Task details:
Check every line of the material below for the string "JSON", and return the ones that have it.

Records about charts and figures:
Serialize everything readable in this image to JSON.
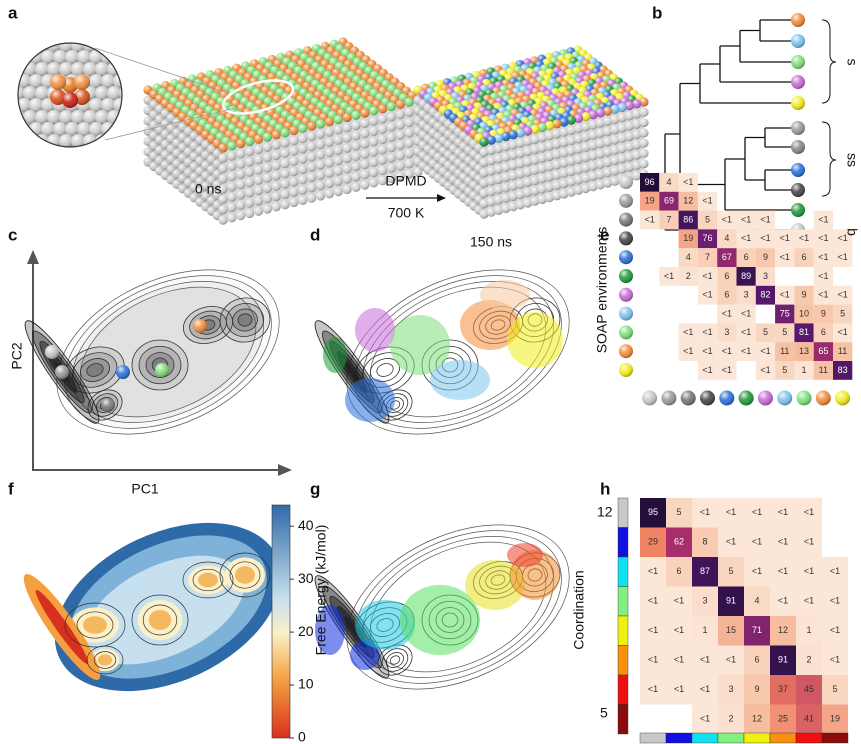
{
  "panel_labels": [
    "a",
    "b",
    "c",
    "d",
    "e",
    "f",
    "g",
    "h"
  ],
  "panel_a": {
    "left_time": "0 ns",
    "arrow_top": "DPMD",
    "arrow_bottom": "700 K",
    "right_time": "150 ns"
  },
  "panel_b": {
    "groups": [
      "s",
      "ss",
      "b"
    ]
  },
  "panel_c": {
    "y_label": "PC2",
    "x_label": "PC1"
  },
  "panel_e": {
    "y_label": "SOAP environments",
    "matrix": [
      [
        96,
        4,
        "<1",
        null,
        null,
        null,
        null,
        null,
        null,
        null,
        null
      ],
      [
        19,
        69,
        12,
        "<1",
        null,
        null,
        null,
        null,
        null,
        null,
        null
      ],
      [
        "<1",
        7,
        86,
        5,
        "<1",
        "<1",
        "<1",
        null,
        null,
        "<1",
        null
      ],
      [
        null,
        null,
        19,
        76,
        4,
        "<1",
        "<1",
        "<1",
        "<1",
        "<1",
        "<1"
      ],
      [
        null,
        null,
        4,
        7,
        67,
        6,
        9,
        "<1",
        6,
        "<1",
        "<1"
      ],
      [
        null,
        "<1",
        2,
        "<1",
        6,
        89,
        3,
        null,
        null,
        "<1",
        null
      ],
      [
        null,
        null,
        null,
        "<1",
        6,
        3,
        82,
        "<1",
        9,
        "<1",
        "<1"
      ],
      [
        null,
        null,
        null,
        null,
        "<1",
        "<1",
        null,
        75,
        10,
        9,
        5
      ],
      [
        null,
        null,
        "<1",
        "<1",
        3,
        "<1",
        5,
        5,
        81,
        6,
        "<1"
      ],
      [
        null,
        null,
        "<1",
        "<1",
        "<1",
        "<1",
        "<1",
        11,
        13,
        65,
        11
      ],
      [
        null,
        null,
        null,
        "<1",
        "<1",
        null,
        "<1",
        5,
        1,
        11,
        83
      ]
    ]
  },
  "panel_f": {
    "colorbar_label": "Free Energy (kJ/mol)",
    "colorbar_lim": [
      0,
      44
    ],
    "colorbar_ticks": [
      0,
      10,
      20,
      30,
      40
    ]
  },
  "panel_h": {
    "y_label": "Coordination",
    "y_ticks": [
      12,
      5
    ],
    "matrix": [
      [
        95,
        5,
        "<1",
        "<1",
        "<1",
        "<1",
        "<1",
        null
      ],
      [
        29,
        62,
        8,
        "<1",
        "<1",
        "<1",
        "<1",
        null
      ],
      [
        "<1",
        6,
        87,
        5,
        "<1",
        "<1",
        "<1",
        "<1"
      ],
      [
        "<1",
        "<1",
        3,
        91,
        4,
        "<1",
        "<1",
        "<1"
      ],
      [
        "<1",
        "<1",
        1,
        15,
        71,
        12,
        1,
        "<1"
      ],
      [
        "<1",
        "<1",
        "<1",
        "<1",
        6,
        91,
        2,
        "<1"
      ],
      [
        "<1",
        "<1",
        "<1",
        3,
        9,
        37,
        45,
        5
      ],
      [
        null,
        null,
        "<1",
        2,
        12,
        25,
        41,
        19
      ]
    ]
  }
}
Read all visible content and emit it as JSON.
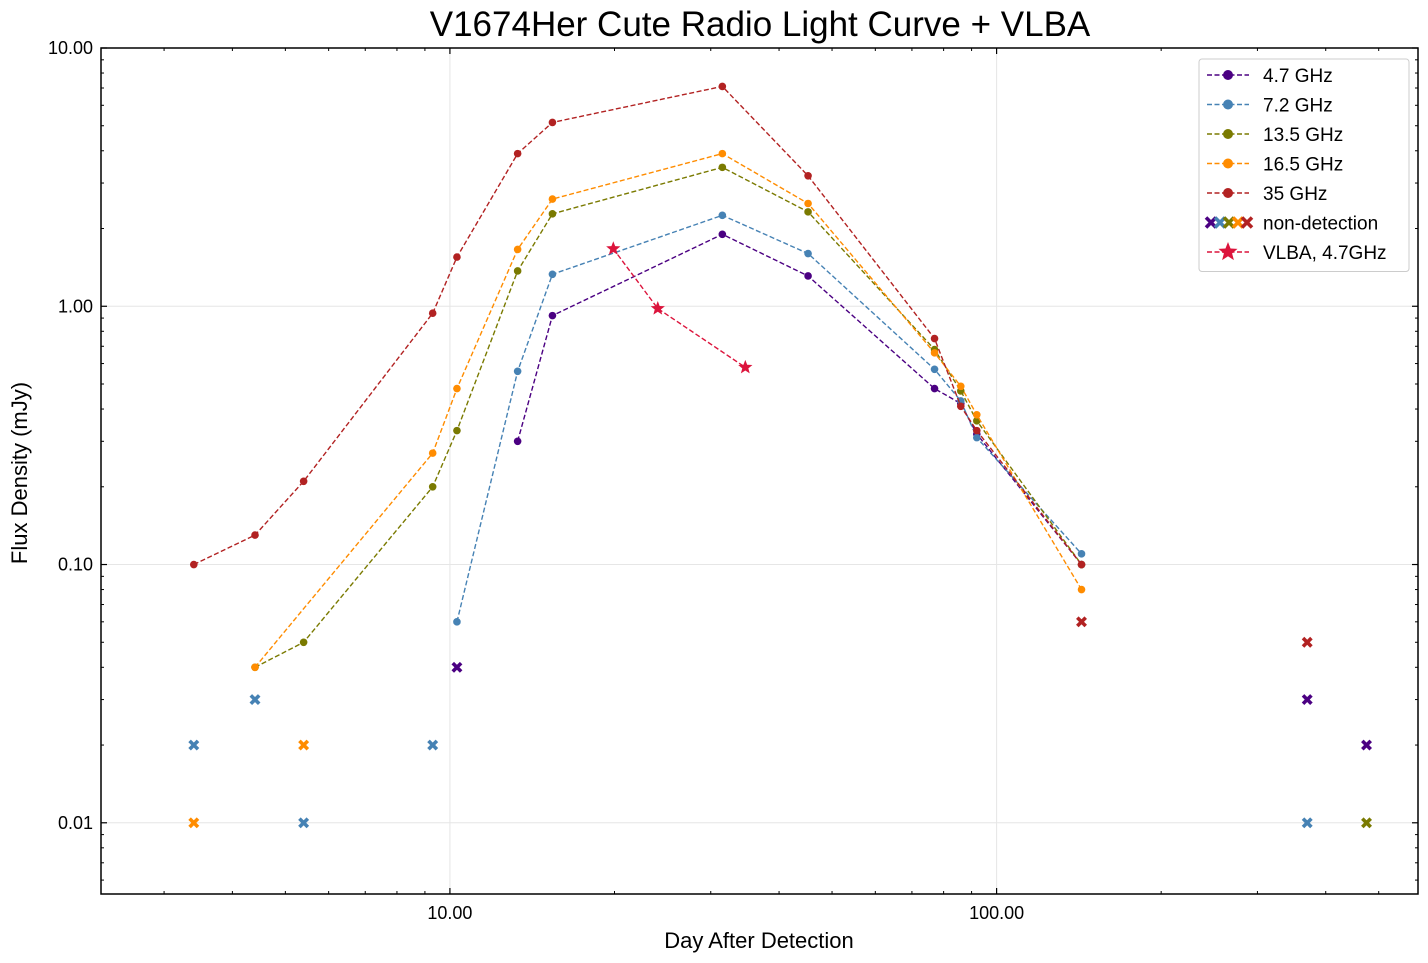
{
  "chart_data": {
    "type": "line",
    "title": "V1674Her Cute Radio Light Curve + VLBA",
    "xlabel": "Day After Detection",
    "ylabel": "Flux Density (mJy)",
    "xscale": "log",
    "yscale": "log",
    "xlim": [
      2.3,
      590
    ],
    "ylim": [
      0.0053,
      10
    ],
    "xticks": [
      10,
      100
    ],
    "xtick_labels": [
      "10.00",
      "100.00"
    ],
    "yticks": [
      0.01,
      0.1,
      1,
      10
    ],
    "ytick_labels": [
      "0.01",
      "0.10",
      "1.00",
      "10.00"
    ],
    "grid": true,
    "legend_position": "top-right",
    "series": [
      {
        "name": "4.7 GHz",
        "color": "#4b0082",
        "marker": "circle",
        "linestyle": "dashed",
        "x": [
          13.3,
          15.4,
          31.5,
          45.2,
          77.0,
          86.0,
          92.0,
          143.0
        ],
        "y": [
          0.3,
          0.92,
          1.9,
          1.31,
          0.48,
          0.42,
          0.32,
          0.1
        ]
      },
      {
        "name": "7.2 GHz",
        "color": "#4682b4",
        "marker": "circle",
        "linestyle": "dashed",
        "x": [
          10.3,
          13.3,
          15.4,
          31.5,
          45.2,
          77.0,
          86.0,
          92.0,
          143.0
        ],
        "y": [
          0.06,
          0.56,
          1.33,
          2.25,
          1.6,
          0.57,
          0.43,
          0.31,
          0.11
        ]
      },
      {
        "name": "13.5 GHz",
        "color": "#7a7a00",
        "marker": "circle",
        "linestyle": "dashed",
        "x": [
          4.4,
          5.4,
          9.3,
          10.3,
          13.3,
          15.4,
          31.5,
          45.2,
          77.0,
          86.0,
          92.0,
          143.0
        ],
        "y": [
          0.04,
          0.05,
          0.2,
          0.33,
          1.37,
          2.28,
          3.45,
          2.32,
          0.68,
          0.47,
          0.36,
          0.1
        ]
      },
      {
        "name": "16.5 GHz",
        "color": "#ff8c00",
        "marker": "circle",
        "linestyle": "dashed",
        "x": [
          4.4,
          9.3,
          10.3,
          13.3,
          15.4,
          31.5,
          45.2,
          77.0,
          86.0,
          92.0,
          143.0
        ],
        "y": [
          0.04,
          0.27,
          0.48,
          1.66,
          2.6,
          3.9,
          2.5,
          0.66,
          0.49,
          0.38,
          0.08
        ]
      },
      {
        "name": "35 GHz",
        "color": "#b22222",
        "marker": "circle",
        "linestyle": "dashed",
        "x": [
          3.4,
          4.4,
          5.4,
          9.3,
          10.3,
          13.3,
          15.4,
          31.5,
          45.2,
          77.0,
          86.0,
          92.0,
          143.0
        ],
        "y": [
          0.1,
          0.13,
          0.21,
          0.94,
          1.55,
          3.9,
          5.15,
          7.1,
          3.2,
          0.75,
          0.41,
          0.33,
          0.1
        ]
      }
    ],
    "non_detection": {
      "name": "non-detection",
      "marker": "x",
      "points": [
        {
          "x": 3.4,
          "y": 0.02,
          "color": "#4682b4"
        },
        {
          "x": 3.4,
          "y": 0.01,
          "color": "#ff8c00"
        },
        {
          "x": 4.4,
          "y": 0.03,
          "color": "#4682b4"
        },
        {
          "x": 5.4,
          "y": 0.02,
          "color": "#ff8c00"
        },
        {
          "x": 5.4,
          "y": 0.01,
          "color": "#4682b4"
        },
        {
          "x": 9.3,
          "y": 0.02,
          "color": "#4682b4"
        },
        {
          "x": 10.3,
          "y": 0.04,
          "color": "#4b0082"
        },
        {
          "x": 143.0,
          "y": 0.06,
          "color": "#b22222"
        },
        {
          "x": 370.0,
          "y": 0.05,
          "color": "#b22222"
        },
        {
          "x": 370.0,
          "y": 0.03,
          "color": "#4b0082"
        },
        {
          "x": 370.0,
          "y": 0.01,
          "color": "#4682b4"
        },
        {
          "x": 475.0,
          "y": 0.02,
          "color": "#4b0082"
        },
        {
          "x": 475.0,
          "y": 0.01,
          "color": "#7a7a00"
        }
      ]
    },
    "vlba": {
      "name": "VLBA, 4.7GHz",
      "color": "#dc143c",
      "marker": "star",
      "linestyle": "dashed",
      "x": [
        19.9,
        24.0,
        34.7
      ],
      "y": [
        1.67,
        0.98,
        0.58
      ]
    },
    "legend": [
      {
        "label": "4.7 GHz",
        "kind": "line",
        "color": "#4b0082"
      },
      {
        "label": "7.2 GHz",
        "kind": "line",
        "color": "#4682b4"
      },
      {
        "label": "13.5 GHz",
        "kind": "line",
        "color": "#7a7a00"
      },
      {
        "label": "16.5 GHz",
        "kind": "line",
        "color": "#ff8c00"
      },
      {
        "label": "35 GHz",
        "kind": "line",
        "color": "#b22222"
      },
      {
        "label": "non-detection",
        "kind": "xs",
        "colors": [
          "#4b0082",
          "#4682b4",
          "#7a7a00",
          "#ff8c00",
          "#b22222"
        ]
      },
      {
        "label": "VLBA, 4.7GHz",
        "kind": "star",
        "color": "#dc143c"
      }
    ]
  }
}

Task output:
Serialize everything readable in this image to JSON.
Read all visible content and emit it as JSON.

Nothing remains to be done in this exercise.